• TASK BRIEF:
Pick out each of the lines below that contains the word "caterpillar", and copy those lines.

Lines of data
——————

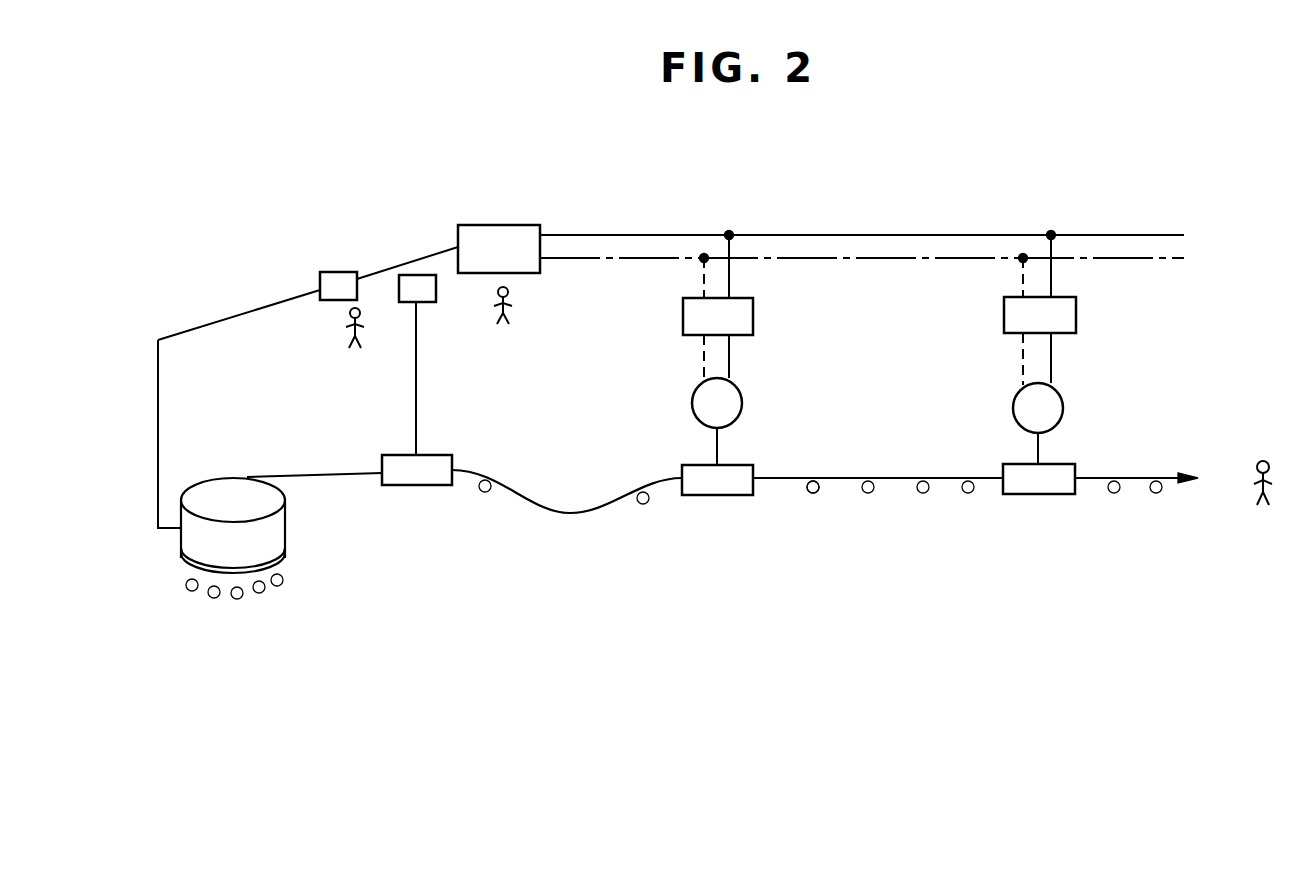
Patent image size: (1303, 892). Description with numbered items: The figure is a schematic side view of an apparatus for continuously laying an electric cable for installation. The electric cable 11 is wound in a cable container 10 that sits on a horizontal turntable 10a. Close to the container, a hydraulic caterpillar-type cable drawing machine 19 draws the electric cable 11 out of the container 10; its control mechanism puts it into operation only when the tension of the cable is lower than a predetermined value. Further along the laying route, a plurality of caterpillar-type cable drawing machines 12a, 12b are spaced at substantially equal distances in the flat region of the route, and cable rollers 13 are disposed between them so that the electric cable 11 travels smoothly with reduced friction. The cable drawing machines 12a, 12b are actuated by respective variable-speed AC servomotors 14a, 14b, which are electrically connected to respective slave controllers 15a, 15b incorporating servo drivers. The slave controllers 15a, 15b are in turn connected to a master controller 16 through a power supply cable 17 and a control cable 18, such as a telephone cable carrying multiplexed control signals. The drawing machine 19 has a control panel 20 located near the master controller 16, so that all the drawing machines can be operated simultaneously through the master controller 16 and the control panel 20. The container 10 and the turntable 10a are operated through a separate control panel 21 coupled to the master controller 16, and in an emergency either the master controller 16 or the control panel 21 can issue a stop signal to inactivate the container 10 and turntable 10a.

The cable container 10 is at (258, 562).
The horizontal turntable 10a is at (185, 568).
The electric cable 11 is at (335, 475).
The caterpillar-type cable drawing machine 12a is at (712, 496).
The caterpillar-type cable drawing machine 12b is at (1022, 495).
The cable rollers 13 is at (818, 492).
The variable-speed AC servomotor 14a is at (742, 411).
The variable-speed AC servomotor 14b is at (1063, 411).
The slave controller 15a is at (687, 320).
The slave controller 15b is at (1008, 318).
The master controller 16 is at (500, 227).
The power supply cable 17 is at (618, 234).
The control cable 18 is at (660, 261).
The hydraulic caterpillar-type cable drawing machine 19 is at (418, 486).
The control panel 20 is at (414, 276).
The control panel 21 is at (322, 284).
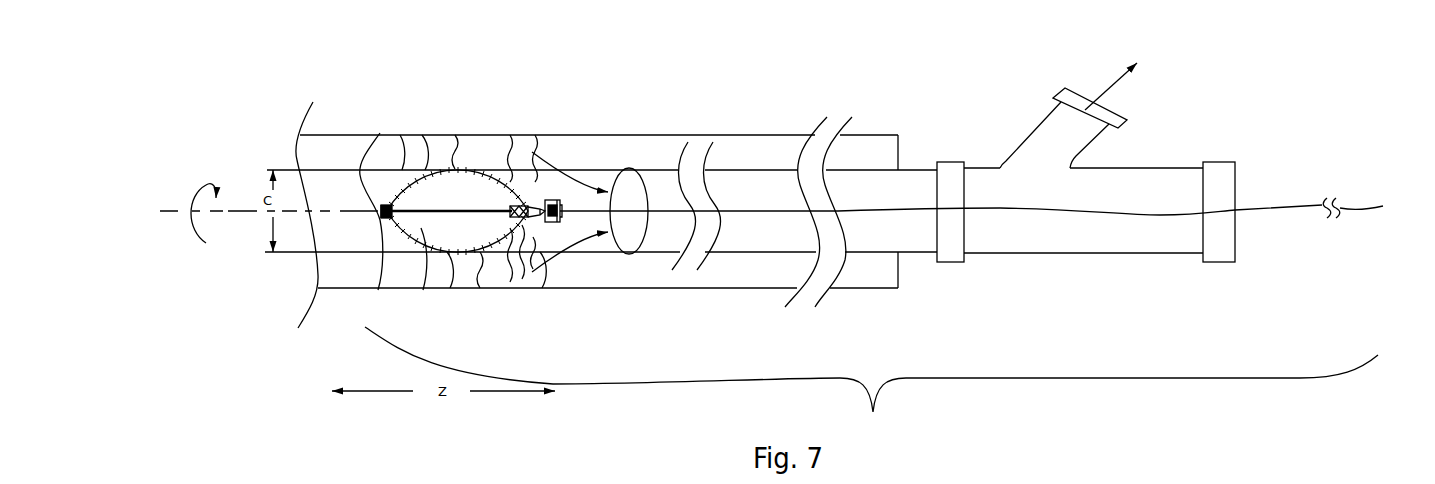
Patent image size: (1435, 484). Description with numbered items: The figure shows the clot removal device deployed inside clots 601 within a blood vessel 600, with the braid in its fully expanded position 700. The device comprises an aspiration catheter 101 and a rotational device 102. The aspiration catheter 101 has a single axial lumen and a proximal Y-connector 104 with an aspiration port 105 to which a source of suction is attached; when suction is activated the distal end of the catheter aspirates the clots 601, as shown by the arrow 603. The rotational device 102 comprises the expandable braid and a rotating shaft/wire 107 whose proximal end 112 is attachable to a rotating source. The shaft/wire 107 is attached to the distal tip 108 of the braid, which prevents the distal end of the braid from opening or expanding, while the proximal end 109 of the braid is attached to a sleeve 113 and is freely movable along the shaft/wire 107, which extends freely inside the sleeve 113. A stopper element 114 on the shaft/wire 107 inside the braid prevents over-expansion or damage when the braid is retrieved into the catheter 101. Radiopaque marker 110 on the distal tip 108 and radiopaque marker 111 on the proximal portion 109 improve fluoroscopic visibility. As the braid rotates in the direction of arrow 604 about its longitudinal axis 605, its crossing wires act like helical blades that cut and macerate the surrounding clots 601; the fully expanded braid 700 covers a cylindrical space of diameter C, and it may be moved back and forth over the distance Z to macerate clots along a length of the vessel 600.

——————

• RESPONSE TO THE TASK:
Patent image size: (1303, 892). Description with numbered items: The figure is a schematic side view of an apparatus for continuously laying an electric cable for installation. The electric cable 11 is wound in a cable container 10 that sits on a horizontal turntable 10a. Close to the container, a hydraulic caterpillar-type cable drawing machine 19 draws the electric cable 11 out of the container 10; its control mechanism puts it into operation only when the tension of the cable is lower than a predetermined value. Further along the laying route, a plurality of caterpillar-type cable drawing machines 12a, 12b are spaced at substantially equal distances in the flat region of the route, and cable rollers 13 are disposed between them so that the electric cable 11 travels smoothly with reduced friction. The cable drawing machines 12a, 12b are actuated by respective variable-speed AC servomotors 14a, 14b, which are electrically connected to respective slave controllers 15a, 15b incorporating servo drivers. The slave controllers 15a, 15b are in turn connected to a master controller 16 through a power supply cable 17 and a control cable 18, such as a telephone cable carrying multiplexed control signals. The drawing machine 19 has a control panel 20 located near the master controller 16, so that all the drawing machines can be operated simultaneously through the master controller 16 and the control panel 20. The container 10 and the turntable 10a are operated through a separate control panel 21 coupled to the master controller 16, and in an emergency either the master controller 16 or the control panel 21 can issue a stop signal to inactivate the container 10 and turntable 10a.
The caterpillar-type cable drawing machine 12a is at (712, 496).
The caterpillar-type cable drawing machine 12b is at (1022, 495).
The hydraulic caterpillar-type cable drawing machine 19 is at (418, 486).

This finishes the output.